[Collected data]

⁂

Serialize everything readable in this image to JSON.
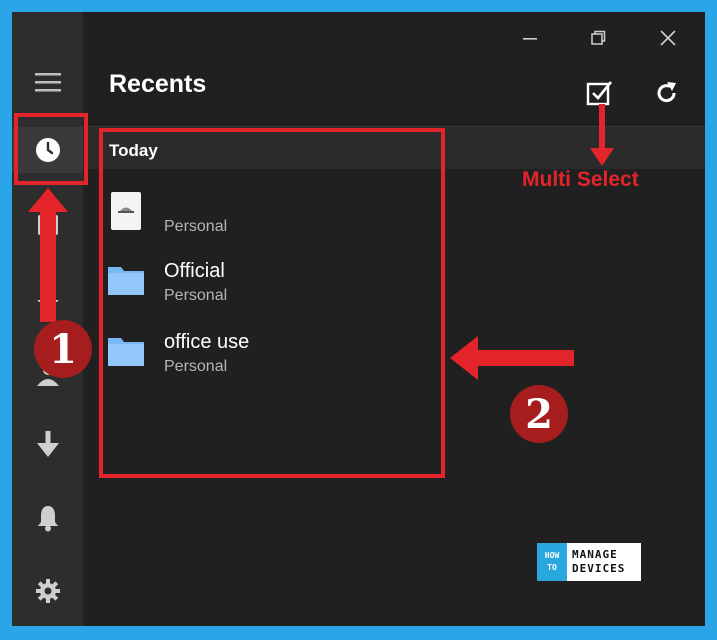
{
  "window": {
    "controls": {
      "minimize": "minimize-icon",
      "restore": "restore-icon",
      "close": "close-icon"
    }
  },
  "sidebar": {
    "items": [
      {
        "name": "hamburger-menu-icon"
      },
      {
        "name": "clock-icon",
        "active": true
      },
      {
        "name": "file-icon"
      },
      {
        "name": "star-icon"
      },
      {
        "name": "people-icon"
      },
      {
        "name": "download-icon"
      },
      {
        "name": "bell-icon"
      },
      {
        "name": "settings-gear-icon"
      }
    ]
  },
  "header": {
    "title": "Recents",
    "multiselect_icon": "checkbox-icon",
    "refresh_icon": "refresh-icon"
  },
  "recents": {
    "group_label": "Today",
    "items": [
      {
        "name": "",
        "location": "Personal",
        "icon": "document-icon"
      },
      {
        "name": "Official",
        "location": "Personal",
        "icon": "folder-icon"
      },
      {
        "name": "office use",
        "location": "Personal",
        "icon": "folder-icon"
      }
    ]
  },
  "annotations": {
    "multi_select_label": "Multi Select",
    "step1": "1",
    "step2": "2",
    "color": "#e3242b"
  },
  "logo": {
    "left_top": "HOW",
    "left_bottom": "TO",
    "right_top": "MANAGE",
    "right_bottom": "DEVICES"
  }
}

⁂

= Direction =
All of the data above should be transcribed verbatim, with pictures omitted.

= Task result =
Serialize everything readable in this image to JSON.
{
  "window": {
    "controls": {
      "minimize": "minimize-icon",
      "restore": "restore-icon",
      "close": "close-icon"
    }
  },
  "sidebar": {
    "items": [
      {
        "name": "hamburger-menu-icon"
      },
      {
        "name": "clock-icon",
        "active": true
      },
      {
        "name": "file-icon"
      },
      {
        "name": "star-icon"
      },
      {
        "name": "people-icon"
      },
      {
        "name": "download-icon"
      },
      {
        "name": "bell-icon"
      },
      {
        "name": "settings-gear-icon"
      }
    ]
  },
  "header": {
    "title": "Recents",
    "multiselect_icon": "checkbox-icon",
    "refresh_icon": "refresh-icon"
  },
  "recents": {
    "group_label": "Today",
    "items": [
      {
        "name": "",
        "location": "Personal",
        "icon": "document-icon"
      },
      {
        "name": "Official",
        "location": "Personal",
        "icon": "folder-icon"
      },
      {
        "name": "office use",
        "location": "Personal",
        "icon": "folder-icon"
      }
    ]
  },
  "annotations": {
    "multi_select_label": "Multi Select",
    "step1": "1",
    "step2": "2",
    "color": "#e3242b"
  },
  "logo": {
    "left_top": "HOW",
    "left_bottom": "TO",
    "right_top": "MANAGE",
    "right_bottom": "DEVICES"
  }
}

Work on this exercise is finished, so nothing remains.